* [PROMPT]: The records below are split into lines. How many of those lines contain the string "Cumulative"? Reply with the number only.

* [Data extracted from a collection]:
■ ■ ■

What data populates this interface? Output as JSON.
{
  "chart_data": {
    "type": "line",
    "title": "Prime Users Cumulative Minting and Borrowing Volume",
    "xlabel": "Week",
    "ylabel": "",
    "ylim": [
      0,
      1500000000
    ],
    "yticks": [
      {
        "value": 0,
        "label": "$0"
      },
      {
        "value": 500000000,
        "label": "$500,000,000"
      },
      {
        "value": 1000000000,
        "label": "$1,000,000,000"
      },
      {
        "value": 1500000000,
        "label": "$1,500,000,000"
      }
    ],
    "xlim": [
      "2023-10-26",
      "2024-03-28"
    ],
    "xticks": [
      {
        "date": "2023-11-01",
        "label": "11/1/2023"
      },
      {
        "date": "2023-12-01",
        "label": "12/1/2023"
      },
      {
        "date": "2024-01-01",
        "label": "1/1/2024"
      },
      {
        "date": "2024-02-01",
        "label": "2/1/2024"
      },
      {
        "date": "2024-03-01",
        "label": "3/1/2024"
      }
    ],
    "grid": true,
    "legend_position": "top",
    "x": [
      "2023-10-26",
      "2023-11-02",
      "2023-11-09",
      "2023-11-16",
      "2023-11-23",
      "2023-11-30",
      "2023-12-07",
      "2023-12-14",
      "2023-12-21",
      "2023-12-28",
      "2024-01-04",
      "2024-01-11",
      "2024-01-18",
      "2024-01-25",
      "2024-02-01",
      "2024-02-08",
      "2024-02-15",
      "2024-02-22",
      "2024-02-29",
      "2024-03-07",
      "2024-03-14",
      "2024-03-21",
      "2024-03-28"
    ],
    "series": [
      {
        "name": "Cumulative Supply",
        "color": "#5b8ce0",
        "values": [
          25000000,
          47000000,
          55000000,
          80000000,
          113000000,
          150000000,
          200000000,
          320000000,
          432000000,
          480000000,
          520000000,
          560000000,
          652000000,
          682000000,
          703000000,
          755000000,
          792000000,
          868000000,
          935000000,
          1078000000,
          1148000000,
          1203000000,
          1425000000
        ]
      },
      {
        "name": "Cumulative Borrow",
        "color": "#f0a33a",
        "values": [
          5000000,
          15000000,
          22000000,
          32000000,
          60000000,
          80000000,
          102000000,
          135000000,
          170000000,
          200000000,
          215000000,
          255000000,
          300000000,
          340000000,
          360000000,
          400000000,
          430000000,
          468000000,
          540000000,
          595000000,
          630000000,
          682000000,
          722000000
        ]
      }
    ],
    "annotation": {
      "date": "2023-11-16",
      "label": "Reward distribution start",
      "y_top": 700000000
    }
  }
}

■ ■ ■

* [RESULT]: 3